-- STORED ROWS start --

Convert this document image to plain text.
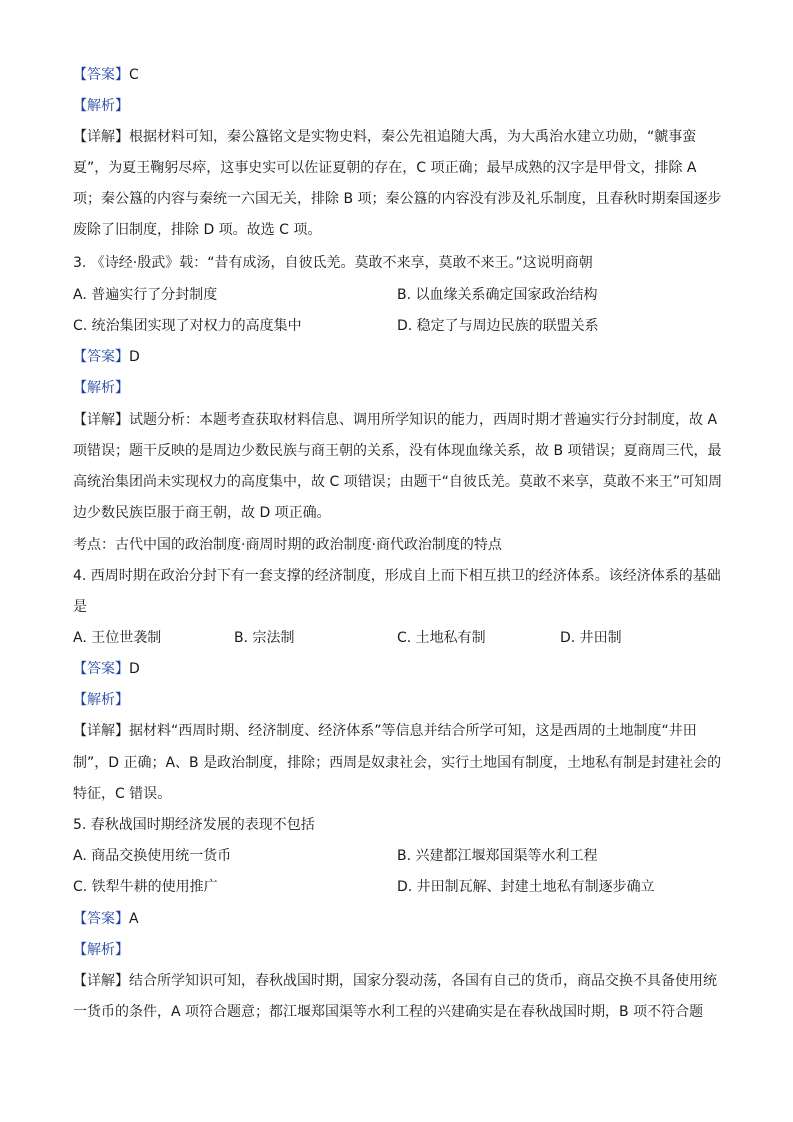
【答案】C
【解析】
【详解】根据材料可知，秦公簋铭文是实物史料，秦公先祖追随大禹，为大禹治水建立功勋，“虩事蛮
夏”，为夏王鞠躬尽瘁，这事史实可以佐证夏朝的存在，C 项正确；最早成熟的汉字是甲骨文，排除 A
项；秦公簋的内容与秦统一六国无关，排除 B 项；秦公簋的内容没有涉及礼乐制度，且春秋时期秦国逐步
废除了旧制度，排除 D 项。故选 C 项。
3. 《诗经·殷武》载：“昔有成汤，自彼氐羌。莫敢不来享，莫敢不来王。”这说明商朝
A. 普遍实行了分封制度	B. 以血缘关系确定国家政治结构
C. 统治集团实现了对权力的高度集中	D. 稳定了与周边民族的联盟关系
【答案】D
【解析】
【详解】试题分析：本题考查获取材料信息、调用所学知识的能力，西周时期才普遍实行分封制度，故 A
项错误；题干反映的是周边少数民族与商王朝的关系，没有体现血缘关系，故 B 项错误；夏商周三代，最
高统治集团尚未实现权力的高度集中，故 C 项错误；由题干“自彼氐羌。莫敢不来享，莫敢不来王”可知周
边少数民族臣服于商王朝，故 D 项正确。
考点：古代中国的政治制度·商周时期的政治制度·商代政治制度的特点
4. 西周时期在政治分封下有一套支撑的经济制度，形成自上而下相互拱卫的经济体系。该经济体系的基础
是
A. 王位世袭制	B. 宗法制	C. 土地私有制	D. 井田制
【答案】D
【解析】
【详解】据材料“西周时期、经济制度、经济体系”等信息并结合所学可知，这是西周的土地制度“井田
制”，D 正确；A、B 是政治制度，排除；西周是奴隶社会，实行土地国有制度，土地私有制是封建社会的
特征，C 错误。
5. 春秋战国时期经济发展的表现不包括
A. 商品交换使用统一货币	B. 兴建都江堰郑国渠等水利工程
C. 铁犁牛耕的使用推广	D. 井田制瓦解、封建土地私有制逐步确立
【答案】A
【解析】
【详解】结合所学知识可知，春秋战国时期，国家分裂动荡，各国有自己的货币，商品交换不具备使用统
一货币的条件，A 项符合题意；都江堰郑国渠等水利工程的兴建确实是在春秋战国时期，B 项不符合题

-- STORED ROWS end --

▸ **WHAT YOU HAVE TO DO**
Without the pictures, restate each entry exactly.

▸ **EXERCISE ANSWER**
Convert this document image to plain text.
【答案】C
【解析】
【详解】根据材料可知，秦公簋铭文是实物史料，秦公先祖追随大禹，为大禹治水建立功勋，“虩事蛮
夏”，为夏王鞠躬尽瘁，这事史实可以佐证夏朝的存在，C 项正确；最早成熟的汉字是甲骨文，排除 A
项；秦公簋的内容与秦统一六国无关，排除 B 项；秦公簋的内容没有涉及礼乐制度，且春秋时期秦国逐步
废除了旧制度，排除 D 项。故选 C 项。
3. 《诗经·殷武》载：“昔有成汤，自彼氐羌。莫敢不来享，莫敢不来王。”这说明商朝
A. 普遍实行了分封制度	B. 以血缘关系确定国家政治结构
C. 统治集团实现了对权力的高度集中	D. 稳定了与周边民族的联盟关系
【答案】D
【解析】
【详解】试题分析：本题考查获取材料信息、调用所学知识的能力，西周时期才普遍实行分封制度，故 A
项错误；题干反映的是周边少数民族与商王朝的关系，没有体现血缘关系，故 B 项错误；夏商周三代，最
高统治集团尚未实现权力的高度集中，故 C 项错误；由题干“自彼氐羌。莫敢不来享，莫敢不来王”可知周
边少数民族臣服于商王朝，故 D 项正确。
考点：古代中国的政治制度·商周时期的政治制度·商代政治制度的特点
4. 西周时期在政治分封下有一套支撑的经济制度，形成自上而下相互拱卫的经济体系。该经济体系的基础
是
A. 王位世袭制	B. 宗法制	C. 土地私有制	D. 井田制
【答案】D
【解析】
【详解】据材料“西周时期、经济制度、经济体系”等信息并结合所学可知，这是西周的土地制度“井田
制”，D 正确；A、B 是政治制度，排除；西周是奴隶社会，实行土地国有制度，土地私有制是封建社会的
特征，C 错误。
5. 春秋战国时期经济发展的表现不包括
A. 商品交换使用统一货币	B. 兴建都江堰郑国渠等水利工程
C. 铁犁牛耕的使用推广	D. 井田制瓦解、封建土地私有制逐步确立
【答案】A
【解析】
【详解】结合所学知识可知，春秋战国时期，国家分裂动荡，各国有自己的货币，商品交换不具备使用统
一货币的条件，A 项符合题意；都江堰郑国渠等水利工程的兴建确实是在春秋战国时期，B 项不符合题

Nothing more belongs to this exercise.